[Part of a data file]
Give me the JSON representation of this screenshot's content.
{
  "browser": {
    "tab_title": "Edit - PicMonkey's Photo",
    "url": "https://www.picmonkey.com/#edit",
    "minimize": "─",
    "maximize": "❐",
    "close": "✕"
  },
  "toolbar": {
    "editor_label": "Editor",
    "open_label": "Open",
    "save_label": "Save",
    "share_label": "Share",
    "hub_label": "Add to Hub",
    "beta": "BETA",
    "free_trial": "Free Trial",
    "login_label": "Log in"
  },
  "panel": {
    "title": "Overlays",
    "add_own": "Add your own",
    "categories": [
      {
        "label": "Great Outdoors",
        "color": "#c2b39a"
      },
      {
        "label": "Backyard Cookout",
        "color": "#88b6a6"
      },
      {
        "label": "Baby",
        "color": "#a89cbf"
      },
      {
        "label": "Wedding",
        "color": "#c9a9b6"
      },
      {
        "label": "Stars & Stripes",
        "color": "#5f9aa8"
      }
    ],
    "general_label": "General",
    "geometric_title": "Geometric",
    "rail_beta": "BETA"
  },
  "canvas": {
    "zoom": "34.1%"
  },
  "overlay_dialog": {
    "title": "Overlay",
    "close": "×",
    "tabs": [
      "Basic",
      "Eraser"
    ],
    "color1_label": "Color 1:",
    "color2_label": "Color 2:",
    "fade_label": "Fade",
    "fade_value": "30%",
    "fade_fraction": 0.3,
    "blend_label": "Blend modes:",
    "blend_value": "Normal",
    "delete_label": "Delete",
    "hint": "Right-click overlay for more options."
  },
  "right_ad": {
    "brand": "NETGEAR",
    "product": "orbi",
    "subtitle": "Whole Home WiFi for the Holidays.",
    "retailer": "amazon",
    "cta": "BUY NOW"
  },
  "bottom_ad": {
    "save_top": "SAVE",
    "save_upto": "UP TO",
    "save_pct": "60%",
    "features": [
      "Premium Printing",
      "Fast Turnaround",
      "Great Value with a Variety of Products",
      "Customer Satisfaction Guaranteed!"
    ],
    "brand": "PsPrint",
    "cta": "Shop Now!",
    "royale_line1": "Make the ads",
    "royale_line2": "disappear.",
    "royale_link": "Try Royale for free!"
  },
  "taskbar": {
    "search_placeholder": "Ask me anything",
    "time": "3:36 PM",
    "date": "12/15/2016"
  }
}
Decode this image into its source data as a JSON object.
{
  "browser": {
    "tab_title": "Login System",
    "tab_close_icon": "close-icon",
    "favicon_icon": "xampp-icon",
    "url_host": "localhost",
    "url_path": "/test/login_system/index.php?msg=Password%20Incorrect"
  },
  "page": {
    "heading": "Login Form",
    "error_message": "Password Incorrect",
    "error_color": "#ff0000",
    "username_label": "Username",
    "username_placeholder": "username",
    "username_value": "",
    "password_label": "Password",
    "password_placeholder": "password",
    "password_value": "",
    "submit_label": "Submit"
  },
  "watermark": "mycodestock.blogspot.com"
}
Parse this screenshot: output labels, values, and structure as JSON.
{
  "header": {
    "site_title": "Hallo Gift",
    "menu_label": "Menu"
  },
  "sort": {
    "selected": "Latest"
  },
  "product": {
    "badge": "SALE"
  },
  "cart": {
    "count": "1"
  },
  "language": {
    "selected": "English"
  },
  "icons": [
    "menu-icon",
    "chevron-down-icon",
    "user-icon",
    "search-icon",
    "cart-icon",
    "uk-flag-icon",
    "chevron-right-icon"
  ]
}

**Work to do:** Print the whole listing again, exactly.

**Solution to this problem:**
Give me the JSON representation of this screenshot's content.
{
  "browser": {
    "tab_title": "Edit - PicMonkey's Photo",
    "url": "https://www.picmonkey.com/#edit",
    "minimize": "─",
    "maximize": "❐",
    "close": "✕"
  },
  "toolbar": {
    "editor_label": "Editor",
    "open_label": "Open",
    "save_label": "Save",
    "share_label": "Share",
    "hub_label": "Add to Hub",
    "beta": "BETA",
    "free_trial": "Free Trial",
    "login_label": "Log in"
  },
  "panel": {
    "title": "Overlays",
    "add_own": "Add your own",
    "categories": [
      {
        "label": "Great Outdoors",
        "color": "#c2b39a"
      },
      {
        "label": "Backyard Cookout",
        "color": "#88b6a6"
      },
      {
        "label": "Baby",
        "color": "#a89cbf"
      },
      {
        "label": "Wedding",
        "color": "#c9a9b6"
      },
      {
        "label": "Stars & Stripes",
        "color": "#5f9aa8"
      }
    ],
    "general_label": "General",
    "geometric_title": "Geometric",
    "rail_beta": "BETA"
  },
  "canvas": {
    "zoom": "34.1%"
  },
  "overlay_dialog": {
    "title": "Overlay",
    "close": "×",
    "tabs": [
      "Basic",
      "Eraser"
    ],
    "color1_label": "Color 1:",
    "color2_label": "Color 2:",
    "fade_label": "Fade",
    "fade_value": "30%",
    "fade_fraction": 0.3,
    "blend_label": "Blend modes:",
    "blend_value": "Normal",
    "delete_label": "Delete",
    "hint": "Right-click overlay for more options."
  },
  "right_ad": {
    "brand": "NETGEAR",
    "product": "orbi",
    "subtitle": "Whole Home WiFi for the Holidays.",
    "retailer": "amazon",
    "cta": "BUY NOW"
  },
  "bottom_ad": {
    "save_top": "SAVE",
    "save_upto": "UP TO",
    "save_pct": "60%",
    "features": [
      "Premium Printing",
      "Fast Turnaround",
      "Great Value with a Variety of Products",
      "Customer Satisfaction Guaranteed!"
    ],
    "brand": "PsPrint",
    "cta": "Shop Now!",
    "royale_line1": "Make the ads",
    "royale_line2": "disappear.",
    "royale_link": "Try Royale for free!"
  },
  "taskbar": {
    "search_placeholder": "Ask me anything",
    "time": "3:36 PM",
    "date": "12/15/2016"
  }
}
Decode this image into its source data as a JSON object.
{
  "browser": {
    "tab_title": "Login System",
    "tab_close_icon": "close-icon",
    "favicon_icon": "xampp-icon",
    "url_host": "localhost",
    "url_path": "/test/login_system/index.php?msg=Password%20Incorrect"
  },
  "page": {
    "heading": "Login Form",
    "error_message": "Password Incorrect",
    "error_color": "#ff0000",
    "username_label": "Username",
    "username_placeholder": "username",
    "username_value": "",
    "password_label": "Password",
    "password_placeholder": "password",
    "password_value": "",
    "submit_label": "Submit"
  },
  "watermark": "mycodestock.blogspot.com"
}
Parse this screenshot: output labels, values, and structure as JSON.
{
  "header": {
    "site_title": "Hallo Gift",
    "menu_label": "Menu"
  },
  "sort": {
    "selected": "Latest"
  },
  "product": {
    "badge": "SALE"
  },
  "cart": {
    "count": "1"
  },
  "language": {
    "selected": "English"
  },
  "icons": [
    "menu-icon",
    "chevron-down-icon",
    "user-icon",
    "search-icon",
    "cart-icon",
    "uk-flag-icon",
    "chevron-right-icon"
  ]
}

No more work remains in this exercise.